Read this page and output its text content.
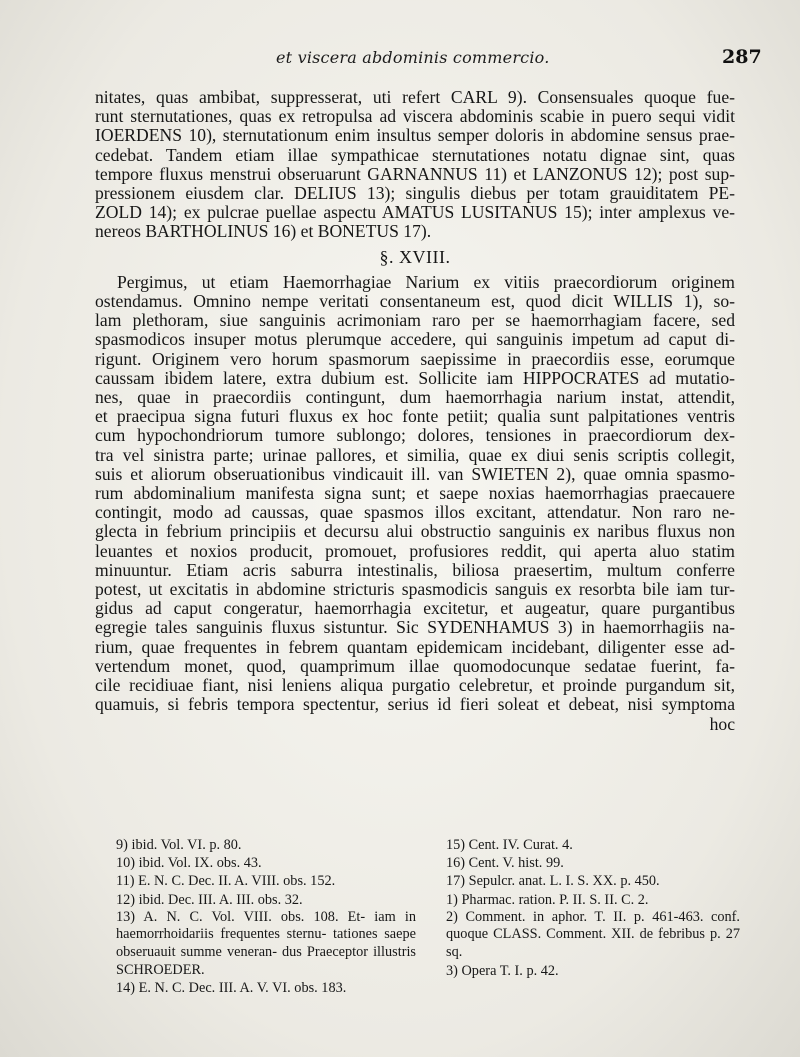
et viscera abdominis commercio.	287
nitates, quas ambibat, suppresserat, uti refert CARL 9). Consensuales quoque fue-
runt sternutationes, quas ex retropulsa ad viscera abdominis scabie in puero sequi vidit
IOERDENS 10), sternutationum enim insultus semper doloris in abdomine sensus prae-
cedebat. Tandem etiam illae sympathicae sternutationes notatu dignae sint, quas
tempore fluxus menstrui obseruarunt GARNANNUS 11) et LANZONUS 12); post sup-
pressionem eiusdem clar. DELIUS 13); singulis diebus per totam grauiditatem PE-
ZOLD 14); ex pulcrae puellae aspectu AMATUS LUSITANUS 15); inter amplexus ve-
nereos BARTHOLINUS 16) et BONETUS 17).
§. XVIII.
Pergimus, ut etiam Haemorrhagiae Narium ex vitiis praecordiorum originem
ostendamus. Omnino nempe veritati consentaneum est, quod dicit WILLIS 1), so-
lam plethoram, siue sanguinis acrimoniam raro per se haemorrhagiam facere, sed
spasmodicos insuper motus plerumque accedere, qui sanguinis impetum ad caput di-
rigunt. Originem vero horum spasmorum saepissime in praecordiis esse, eorumque
caussam ibidem latere, extra dubium est. Sollicite iam HIPPOCRATES ad mutatio-
nes, quae in praecordiis contingunt, dum haemorrhagia narium instat, attendit,
et praecipua signa futuri fluxus ex hoc fonte petiit; qualia sunt palpitationes ventris
cum hypochondriorum tumore sublongo; dolores, tensiones in praecordiorum dex-
tra vel sinistra parte; urinae pallores, et similia, quae ex diui senis scriptis collegit,
suis et aliorum obseruationibus vindicauit ill. van SWIETEN 2), quae omnia spasmo-
rum abdominalium manifesta signa sunt; et saepe noxias haemorrhagias praecauere
contingit, modo ad caussas, quae spasmos illos excitant, attendatur. Non raro ne-
glecta in febrium principiis et decursu alui obstructio sanguinis ex naribus fluxus non
leuantes et noxios producit, promouet, profusiores reddit, qui aperta aluo statim
minuuntur. Etiam acris saburra intestinalis, biliosa praesertim, multum conferre
potest, ut excitatis in abdomine stricturis spasmodicis sanguis ex resorbta bile iam tur-
gidus ad caput congeratur, haemorrhagia excitetur, et augeatur, quare purgantibus
egregie tales sanguinis fluxus sistuntur. Sic SYDENHAMUS 3) in haemorrhagiis na-
rium, quae frequentes in febrem quantam epidemicam incidebant, diligenter esse ad-
vertendum monet, quod, quamprimum illae quomodocunque sedatae fuerint, fa-
cile recidiuae fiant, nisi leniens aliqua purgatio celebretur, et proinde purgandum sit,
quamuis, si febris tempora spectentur, serius id fieri soleat et debeat, nisi symptoma
hoc
9) ibid. Vol. VI. p. 80.
10) ibid. Vol. IX. obs. 43.
11) E. N. C. Dec. II. A. VIII. obs. 152.
12) ibid. Dec. III. A. III. obs. 32.
13) A. N. C. Vol. VIII. obs. 108. Et- iam in haemorrhoidariis frequentes sternu- tationes saepe obseruauit summe veneran- dus Praeceptor illustris SCHROEDER.
14) E. N. C. Dec. III. A. V. VI. obs. 183.
15) Cent. IV. Curat. 4.
16) Cent. V. hist. 99.
17) Sepulcr. anat. L. I. S. XX. p. 450.
1) Pharmac. ration. P. II. S. II. C. 2.
2) Comment. in aphor. T. II. p. 461-463. conf. quoque CLASS. Comment. XII. de febribus p. 27 sq.
3) Opera T. I. p. 42.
◇ ◇ ◇ ◇
(About this task)
With "abdominis" as the string to find, copy every line of the records that holds it.

(Result of the task)
et viscera abdominis commercio.	287
runt sternutationes, quas ex retropulsa ad viscera abdominis scabie in puero sequi vidit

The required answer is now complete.